> Problem:
Say how many lines contain the word "from" and give no other text.

> Data in this exercise:
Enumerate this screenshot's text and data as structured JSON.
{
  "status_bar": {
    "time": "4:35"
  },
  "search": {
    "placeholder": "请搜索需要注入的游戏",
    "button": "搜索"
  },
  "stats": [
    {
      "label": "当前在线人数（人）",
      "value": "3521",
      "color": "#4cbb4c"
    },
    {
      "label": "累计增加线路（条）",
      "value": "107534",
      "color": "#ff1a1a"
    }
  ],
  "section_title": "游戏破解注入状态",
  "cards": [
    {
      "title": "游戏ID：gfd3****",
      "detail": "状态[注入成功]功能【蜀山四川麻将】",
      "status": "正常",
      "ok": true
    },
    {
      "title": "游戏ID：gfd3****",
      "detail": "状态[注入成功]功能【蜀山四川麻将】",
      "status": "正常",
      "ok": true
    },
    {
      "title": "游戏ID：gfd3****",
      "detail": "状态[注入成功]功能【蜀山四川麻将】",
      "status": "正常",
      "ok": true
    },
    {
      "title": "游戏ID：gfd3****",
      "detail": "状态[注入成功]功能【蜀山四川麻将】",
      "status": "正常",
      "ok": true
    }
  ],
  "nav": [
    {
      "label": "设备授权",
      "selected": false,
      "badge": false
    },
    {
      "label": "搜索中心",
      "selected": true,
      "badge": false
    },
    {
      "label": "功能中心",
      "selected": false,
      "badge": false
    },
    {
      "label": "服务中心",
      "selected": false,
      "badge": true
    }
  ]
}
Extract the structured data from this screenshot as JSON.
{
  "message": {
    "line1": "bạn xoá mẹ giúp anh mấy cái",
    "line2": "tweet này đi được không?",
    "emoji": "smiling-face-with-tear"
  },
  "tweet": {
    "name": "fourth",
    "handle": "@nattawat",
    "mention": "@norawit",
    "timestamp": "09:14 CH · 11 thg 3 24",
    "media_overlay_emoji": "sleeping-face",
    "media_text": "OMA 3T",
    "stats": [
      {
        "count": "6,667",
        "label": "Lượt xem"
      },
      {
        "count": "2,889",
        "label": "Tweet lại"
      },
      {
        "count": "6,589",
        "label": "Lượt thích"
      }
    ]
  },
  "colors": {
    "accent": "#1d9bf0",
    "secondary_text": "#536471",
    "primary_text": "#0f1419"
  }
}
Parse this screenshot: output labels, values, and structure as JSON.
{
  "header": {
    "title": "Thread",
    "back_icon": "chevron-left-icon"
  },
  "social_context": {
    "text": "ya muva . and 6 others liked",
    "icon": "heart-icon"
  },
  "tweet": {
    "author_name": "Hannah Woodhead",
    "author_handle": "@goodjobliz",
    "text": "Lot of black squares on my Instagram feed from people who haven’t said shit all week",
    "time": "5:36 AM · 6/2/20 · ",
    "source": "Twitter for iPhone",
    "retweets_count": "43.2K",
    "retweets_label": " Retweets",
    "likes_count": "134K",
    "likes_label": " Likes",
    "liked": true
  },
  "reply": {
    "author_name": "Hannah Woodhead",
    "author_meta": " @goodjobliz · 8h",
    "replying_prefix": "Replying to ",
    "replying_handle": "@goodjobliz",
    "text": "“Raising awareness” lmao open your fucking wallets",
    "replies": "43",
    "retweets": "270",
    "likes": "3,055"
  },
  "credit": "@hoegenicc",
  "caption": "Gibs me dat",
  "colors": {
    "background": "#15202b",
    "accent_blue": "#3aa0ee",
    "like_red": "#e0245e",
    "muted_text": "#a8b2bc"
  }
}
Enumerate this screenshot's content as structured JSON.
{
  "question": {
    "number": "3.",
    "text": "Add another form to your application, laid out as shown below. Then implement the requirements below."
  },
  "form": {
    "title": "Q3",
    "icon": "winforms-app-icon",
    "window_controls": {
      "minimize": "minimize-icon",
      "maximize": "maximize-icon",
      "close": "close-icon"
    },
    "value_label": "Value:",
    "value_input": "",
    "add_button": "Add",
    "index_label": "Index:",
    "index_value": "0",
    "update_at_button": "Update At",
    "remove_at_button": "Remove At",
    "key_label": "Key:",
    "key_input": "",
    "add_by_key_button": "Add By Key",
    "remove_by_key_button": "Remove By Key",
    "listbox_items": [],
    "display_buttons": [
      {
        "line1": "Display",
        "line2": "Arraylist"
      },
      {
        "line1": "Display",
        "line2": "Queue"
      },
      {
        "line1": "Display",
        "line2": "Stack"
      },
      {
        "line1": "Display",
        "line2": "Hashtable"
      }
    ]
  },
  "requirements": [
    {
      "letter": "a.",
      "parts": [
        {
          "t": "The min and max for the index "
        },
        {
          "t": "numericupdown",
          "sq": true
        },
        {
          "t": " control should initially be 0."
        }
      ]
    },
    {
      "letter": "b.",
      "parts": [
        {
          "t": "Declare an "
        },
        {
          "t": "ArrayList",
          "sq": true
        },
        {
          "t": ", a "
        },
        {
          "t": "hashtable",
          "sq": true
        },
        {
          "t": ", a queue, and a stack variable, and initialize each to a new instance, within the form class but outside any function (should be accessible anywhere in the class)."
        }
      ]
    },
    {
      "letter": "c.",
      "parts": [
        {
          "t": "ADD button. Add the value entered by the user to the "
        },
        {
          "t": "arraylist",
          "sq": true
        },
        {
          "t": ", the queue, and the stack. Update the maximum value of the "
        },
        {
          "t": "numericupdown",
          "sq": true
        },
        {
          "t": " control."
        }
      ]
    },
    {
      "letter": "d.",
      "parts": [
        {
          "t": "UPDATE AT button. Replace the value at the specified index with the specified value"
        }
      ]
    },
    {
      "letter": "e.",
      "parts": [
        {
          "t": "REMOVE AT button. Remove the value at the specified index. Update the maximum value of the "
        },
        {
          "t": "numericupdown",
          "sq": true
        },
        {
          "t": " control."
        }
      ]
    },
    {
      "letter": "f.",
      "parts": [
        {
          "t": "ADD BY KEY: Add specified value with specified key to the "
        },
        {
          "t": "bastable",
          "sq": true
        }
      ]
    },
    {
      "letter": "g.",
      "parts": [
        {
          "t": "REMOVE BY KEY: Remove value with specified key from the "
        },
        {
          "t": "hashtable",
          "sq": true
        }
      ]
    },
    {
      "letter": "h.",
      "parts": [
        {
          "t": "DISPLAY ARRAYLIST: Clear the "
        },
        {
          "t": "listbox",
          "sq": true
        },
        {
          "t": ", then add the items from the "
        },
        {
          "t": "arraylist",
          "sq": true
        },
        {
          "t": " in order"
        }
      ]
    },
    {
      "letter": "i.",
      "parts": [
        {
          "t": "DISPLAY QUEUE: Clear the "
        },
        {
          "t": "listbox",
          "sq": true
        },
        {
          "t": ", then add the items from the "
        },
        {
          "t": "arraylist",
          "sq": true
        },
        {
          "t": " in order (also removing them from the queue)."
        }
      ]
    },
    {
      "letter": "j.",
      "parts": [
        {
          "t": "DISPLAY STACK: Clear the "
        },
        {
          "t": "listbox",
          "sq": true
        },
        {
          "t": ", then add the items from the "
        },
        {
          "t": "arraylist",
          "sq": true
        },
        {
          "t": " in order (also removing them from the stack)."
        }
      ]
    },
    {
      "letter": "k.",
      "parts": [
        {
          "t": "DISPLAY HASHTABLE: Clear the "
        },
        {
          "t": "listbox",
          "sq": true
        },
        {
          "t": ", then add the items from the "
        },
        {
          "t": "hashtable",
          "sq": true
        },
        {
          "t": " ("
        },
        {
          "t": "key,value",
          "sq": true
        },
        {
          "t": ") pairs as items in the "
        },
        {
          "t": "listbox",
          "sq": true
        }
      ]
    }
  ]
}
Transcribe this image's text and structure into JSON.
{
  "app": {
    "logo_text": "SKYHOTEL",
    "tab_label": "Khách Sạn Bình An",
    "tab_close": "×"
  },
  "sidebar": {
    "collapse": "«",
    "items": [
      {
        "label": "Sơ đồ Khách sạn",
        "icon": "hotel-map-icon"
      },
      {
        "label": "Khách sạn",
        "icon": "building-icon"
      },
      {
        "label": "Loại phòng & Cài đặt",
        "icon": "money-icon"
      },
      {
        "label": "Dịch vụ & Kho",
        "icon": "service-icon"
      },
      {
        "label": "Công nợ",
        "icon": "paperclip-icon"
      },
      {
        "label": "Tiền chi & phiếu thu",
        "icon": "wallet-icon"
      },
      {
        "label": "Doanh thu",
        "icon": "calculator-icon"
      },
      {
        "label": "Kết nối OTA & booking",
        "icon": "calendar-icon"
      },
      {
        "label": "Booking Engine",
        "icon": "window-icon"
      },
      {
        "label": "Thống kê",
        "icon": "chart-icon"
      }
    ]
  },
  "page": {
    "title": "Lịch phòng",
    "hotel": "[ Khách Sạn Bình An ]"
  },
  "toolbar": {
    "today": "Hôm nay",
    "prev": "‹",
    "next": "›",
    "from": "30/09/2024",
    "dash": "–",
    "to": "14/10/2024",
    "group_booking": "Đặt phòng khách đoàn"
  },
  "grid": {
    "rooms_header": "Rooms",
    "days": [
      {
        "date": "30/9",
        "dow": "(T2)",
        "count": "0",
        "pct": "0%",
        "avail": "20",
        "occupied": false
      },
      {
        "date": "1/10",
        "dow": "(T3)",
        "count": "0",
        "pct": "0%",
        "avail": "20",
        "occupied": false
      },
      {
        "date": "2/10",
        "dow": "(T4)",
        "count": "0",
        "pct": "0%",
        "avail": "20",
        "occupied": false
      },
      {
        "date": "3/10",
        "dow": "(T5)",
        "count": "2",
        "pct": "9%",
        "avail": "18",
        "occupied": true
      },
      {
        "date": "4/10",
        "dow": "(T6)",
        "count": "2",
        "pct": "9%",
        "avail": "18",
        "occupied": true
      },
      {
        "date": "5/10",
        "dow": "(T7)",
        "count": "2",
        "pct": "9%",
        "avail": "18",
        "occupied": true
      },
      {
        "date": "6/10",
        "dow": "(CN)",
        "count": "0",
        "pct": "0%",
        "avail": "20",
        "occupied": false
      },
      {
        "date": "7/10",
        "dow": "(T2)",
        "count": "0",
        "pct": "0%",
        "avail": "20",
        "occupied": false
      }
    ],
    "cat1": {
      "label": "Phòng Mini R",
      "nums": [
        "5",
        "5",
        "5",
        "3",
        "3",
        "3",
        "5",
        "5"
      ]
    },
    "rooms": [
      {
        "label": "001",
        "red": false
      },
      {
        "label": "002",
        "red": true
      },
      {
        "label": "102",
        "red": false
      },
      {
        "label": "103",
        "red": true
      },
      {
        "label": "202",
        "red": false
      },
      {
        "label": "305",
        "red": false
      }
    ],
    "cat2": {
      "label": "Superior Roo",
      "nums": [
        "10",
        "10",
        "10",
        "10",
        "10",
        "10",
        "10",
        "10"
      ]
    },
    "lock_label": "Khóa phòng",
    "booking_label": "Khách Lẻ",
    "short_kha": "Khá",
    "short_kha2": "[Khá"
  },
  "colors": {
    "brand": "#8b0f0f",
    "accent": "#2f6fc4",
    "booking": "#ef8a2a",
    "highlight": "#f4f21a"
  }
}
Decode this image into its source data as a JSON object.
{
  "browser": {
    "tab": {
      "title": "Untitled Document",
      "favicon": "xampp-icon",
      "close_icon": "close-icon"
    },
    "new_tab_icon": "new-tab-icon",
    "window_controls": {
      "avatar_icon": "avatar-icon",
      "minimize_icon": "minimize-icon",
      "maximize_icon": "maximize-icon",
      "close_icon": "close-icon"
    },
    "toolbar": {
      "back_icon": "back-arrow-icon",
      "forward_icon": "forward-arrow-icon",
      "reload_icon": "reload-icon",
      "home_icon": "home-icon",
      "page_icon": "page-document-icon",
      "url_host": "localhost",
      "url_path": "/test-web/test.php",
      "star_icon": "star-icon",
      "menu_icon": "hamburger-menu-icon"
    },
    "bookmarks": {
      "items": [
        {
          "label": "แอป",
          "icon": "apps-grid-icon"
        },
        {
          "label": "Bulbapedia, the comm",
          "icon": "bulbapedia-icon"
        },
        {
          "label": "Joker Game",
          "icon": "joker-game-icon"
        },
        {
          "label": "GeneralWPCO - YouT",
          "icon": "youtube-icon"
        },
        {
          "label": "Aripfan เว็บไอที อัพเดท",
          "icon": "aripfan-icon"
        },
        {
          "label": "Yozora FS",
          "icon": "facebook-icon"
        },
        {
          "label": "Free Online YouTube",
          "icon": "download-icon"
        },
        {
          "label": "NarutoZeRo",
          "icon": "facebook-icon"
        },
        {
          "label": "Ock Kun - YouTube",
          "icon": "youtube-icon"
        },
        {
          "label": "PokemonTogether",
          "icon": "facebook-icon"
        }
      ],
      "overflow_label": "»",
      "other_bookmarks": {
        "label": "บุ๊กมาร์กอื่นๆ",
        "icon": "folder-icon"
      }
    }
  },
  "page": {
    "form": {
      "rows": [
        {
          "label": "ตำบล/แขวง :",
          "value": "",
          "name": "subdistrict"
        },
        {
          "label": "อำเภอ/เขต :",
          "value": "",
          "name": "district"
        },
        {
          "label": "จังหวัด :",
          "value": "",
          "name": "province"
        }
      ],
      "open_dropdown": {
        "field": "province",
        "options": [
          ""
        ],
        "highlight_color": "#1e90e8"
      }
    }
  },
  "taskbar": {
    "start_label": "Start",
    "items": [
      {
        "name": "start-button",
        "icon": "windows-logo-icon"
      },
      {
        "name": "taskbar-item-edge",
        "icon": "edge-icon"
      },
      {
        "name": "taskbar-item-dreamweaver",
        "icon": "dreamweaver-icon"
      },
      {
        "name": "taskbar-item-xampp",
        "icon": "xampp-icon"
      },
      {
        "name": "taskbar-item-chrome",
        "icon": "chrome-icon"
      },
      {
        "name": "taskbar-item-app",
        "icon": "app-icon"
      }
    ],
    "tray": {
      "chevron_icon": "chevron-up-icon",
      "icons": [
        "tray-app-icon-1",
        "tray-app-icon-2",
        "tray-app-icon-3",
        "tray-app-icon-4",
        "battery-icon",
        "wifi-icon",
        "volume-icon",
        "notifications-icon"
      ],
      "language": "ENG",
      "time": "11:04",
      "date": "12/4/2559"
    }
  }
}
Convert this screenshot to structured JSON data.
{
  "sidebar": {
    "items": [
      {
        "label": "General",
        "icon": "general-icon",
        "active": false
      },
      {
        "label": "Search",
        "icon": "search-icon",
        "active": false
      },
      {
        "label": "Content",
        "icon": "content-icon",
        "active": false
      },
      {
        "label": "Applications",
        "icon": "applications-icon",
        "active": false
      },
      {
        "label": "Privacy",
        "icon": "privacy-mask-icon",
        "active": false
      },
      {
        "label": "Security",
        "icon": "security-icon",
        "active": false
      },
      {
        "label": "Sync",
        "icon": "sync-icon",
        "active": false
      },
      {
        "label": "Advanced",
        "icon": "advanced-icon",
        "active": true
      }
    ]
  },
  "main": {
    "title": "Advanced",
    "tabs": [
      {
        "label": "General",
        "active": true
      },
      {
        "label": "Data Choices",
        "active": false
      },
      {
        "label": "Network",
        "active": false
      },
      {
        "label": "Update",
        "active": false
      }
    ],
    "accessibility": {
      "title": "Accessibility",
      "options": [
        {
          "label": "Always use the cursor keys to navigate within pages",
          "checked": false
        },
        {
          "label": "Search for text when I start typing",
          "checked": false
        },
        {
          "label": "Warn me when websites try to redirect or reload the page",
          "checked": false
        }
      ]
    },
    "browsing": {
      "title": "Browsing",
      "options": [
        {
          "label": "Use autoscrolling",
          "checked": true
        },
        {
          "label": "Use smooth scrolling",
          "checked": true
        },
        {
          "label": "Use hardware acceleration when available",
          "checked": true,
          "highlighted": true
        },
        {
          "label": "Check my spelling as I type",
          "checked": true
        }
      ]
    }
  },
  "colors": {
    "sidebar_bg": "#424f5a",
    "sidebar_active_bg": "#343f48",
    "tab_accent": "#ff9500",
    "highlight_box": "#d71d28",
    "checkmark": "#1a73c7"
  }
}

> Final result:
10